Pictures do not belong in the copy, so please give every entry below again exactly.

Dataset items
##############################
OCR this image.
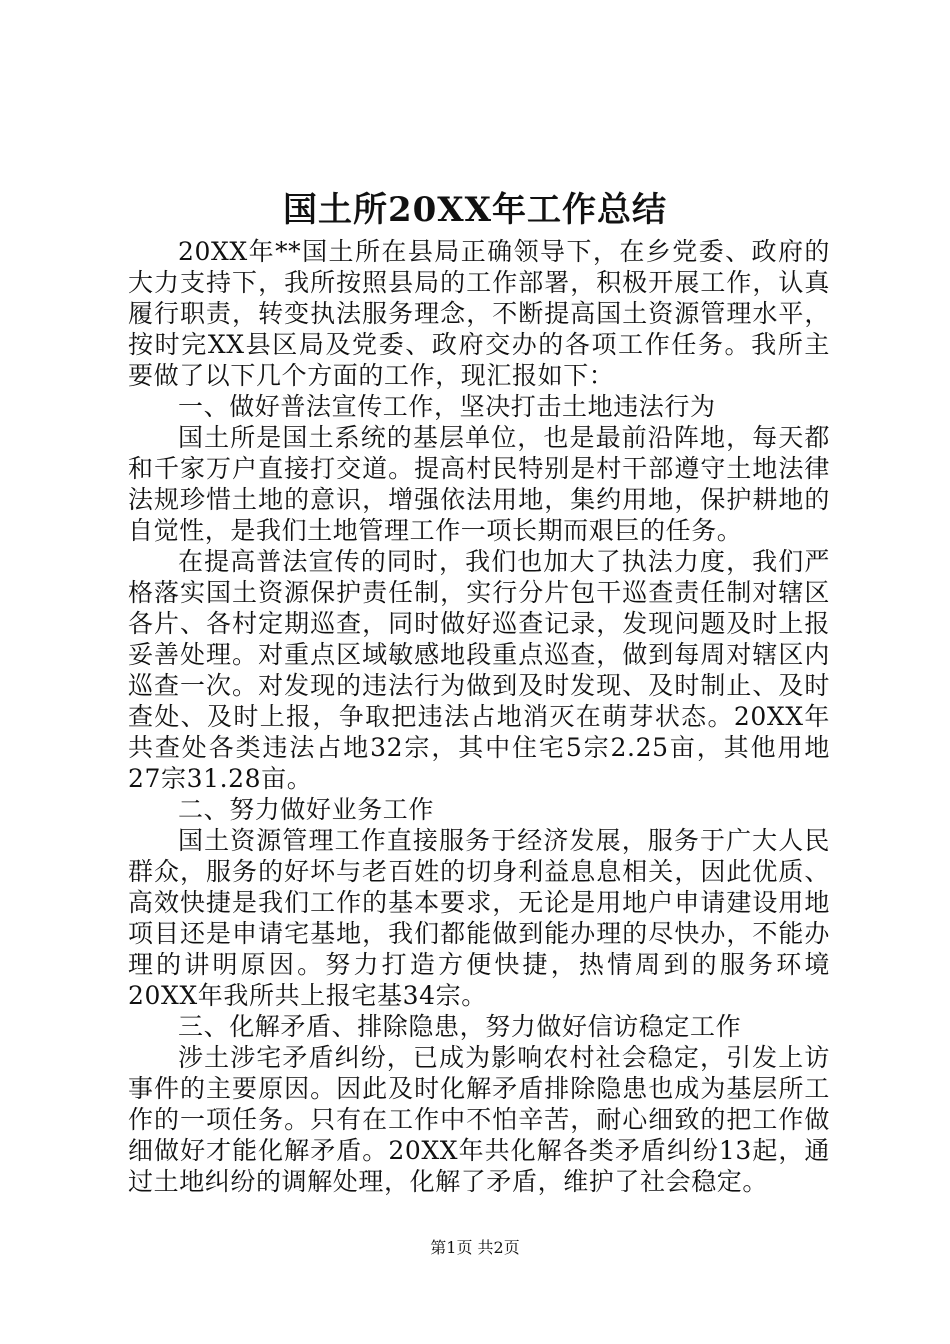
国土所20XX年工作总结

20XX年**国土所在县局正确领导下，在乡党委、政府的大力支持下，我所按照县局的工作部署，积极开展工作，认真履行职责，转变执法服务理念，不断提高国土资源管理水平，按时完XX县区局及党委、政府交办的各项工作任务。我所主要做了以下几个方面的工作，现汇报如下：

一、做好普法宣传工作，坚决打击土地违法行为

国土所是国土系统的基层单位，也是最前沿阵地，每天都和千家万户直接打交道。提高村民特别是村干部遵守土地法律法规珍惜土地的意识，增强依法用地，集约用地，保护耕地的自觉性，是我们土地管理工作一项长期而艰巨的任务。

在提高普法宣传的同时，我们也加大了执法力度，我们严格落实国土资源保护责任制，实行分片包干巡查责任制对辖区各片、各村定期巡查，同时做好巡查记录，发现问题及时上报妥善处理。对重点区域敏感地段重点巡查，做到每周对辖区内巡查一次。对发现的违法行为做到及时发现、及时制止、及时查处、及时上报，争取把违法占地消灭在萌芽状态。20XX年共查处各类违法占地32宗，其中住宅5宗2.25亩，其他用地27宗31.28亩。

二、努力做好业务工作

国土资源管理工作直接服务于经济发展，服务于广大人民群众，服务的好坏与老百姓的切身利益息息相关，因此优质、高效快捷是我们工作的基本要求，无论是用地户申请建设用地项目还是申请宅基地，我们都能做到能办理的尽快办，不能办理的讲明原因。努力打造方便快捷，热情周到的服务环境20XX年我所共上报宅基34宗。

三、化解矛盾、排除隐患，努力做好信访稳定工作

涉土涉宅矛盾纠纷，已成为影响农村社会稳定，引发上访事件的主要原因。因此及时化解矛盾排除隐患也成为基层所工作的一项任务。只有在工作中不怕辛苦，耐心细致的把工作做细做好才能化解矛盾。20XX年共化解各类矛盾纠纷13起，通过土地纠纷的调解处理，化解了矛盾，维护了社会稳定。

第1页 共2页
##############################
# Worked answer
OCR this image.
国土所20XX年工作总结

20XX年**国土所在县局正确领导下，在乡党委、政府的大力支持下，我所按照县局的工作部署，积极开展工作，认真履行职责，转变执法服务理念，不断提高国土资源管理水平，按时完XX县区局及党委、政府交办的各项工作任务。我所主要做了以下几个方面的工作，现汇报如下：

一、做好普法宣传工作，坚决打击土地违法行为

国土所是国土系统的基层单位，也是最前沿阵地，每天都和千家万户直接打交道。提高村民特别是村干部遵守土地法律法规珍惜土地的意识，增强依法用地，集约用地，保护耕地的自觉性，是我们土地管理工作一项长期而艰巨的任务。

在提高普法宣传的同时，我们也加大了执法力度，我们严格落实国土资源保护责任制，实行分片包干巡查责任制对辖区各片、各村定期巡查，同时做好巡查记录，发现问题及时上报妥善处理。对重点区域敏感地段重点巡查，做到每周对辖区内巡查一次。对发现的违法行为做到及时发现、及时制止、及时查处、及时上报，争取把违法占地消灭在萌芽状态。20XX年共查处各类违法占地32宗，其中住宅5宗2.25亩，其他用地27宗31.28亩。

二、努力做好业务工作

国土资源管理工作直接服务于经济发展，服务于广大人民群众，服务的好坏与老百姓的切身利益息息相关，因此优质、高效快捷是我们工作的基本要求，无论是用地户申请建设用地项目还是申请宅基地，我们都能做到能办理的尽快办，不能办理的讲明原因。努力打造方便快捷，热情周到的服务环境20XX年我所共上报宅基34宗。

三、化解矛盾、排除隐患，努力做好信访稳定工作

涉土涉宅矛盾纠纷，已成为影响农村社会稳定，引发上访事件的主要原因。因此及时化解矛盾排除隐患也成为基层所工作的一项任务。只有在工作中不怕辛苦，耐心细致的把工作做细做好才能化解矛盾。20XX年共化解各类矛盾纠纷13起，通过土地纠纷的调解处理，化解了矛盾，维护了社会稳定。

第1页 共2页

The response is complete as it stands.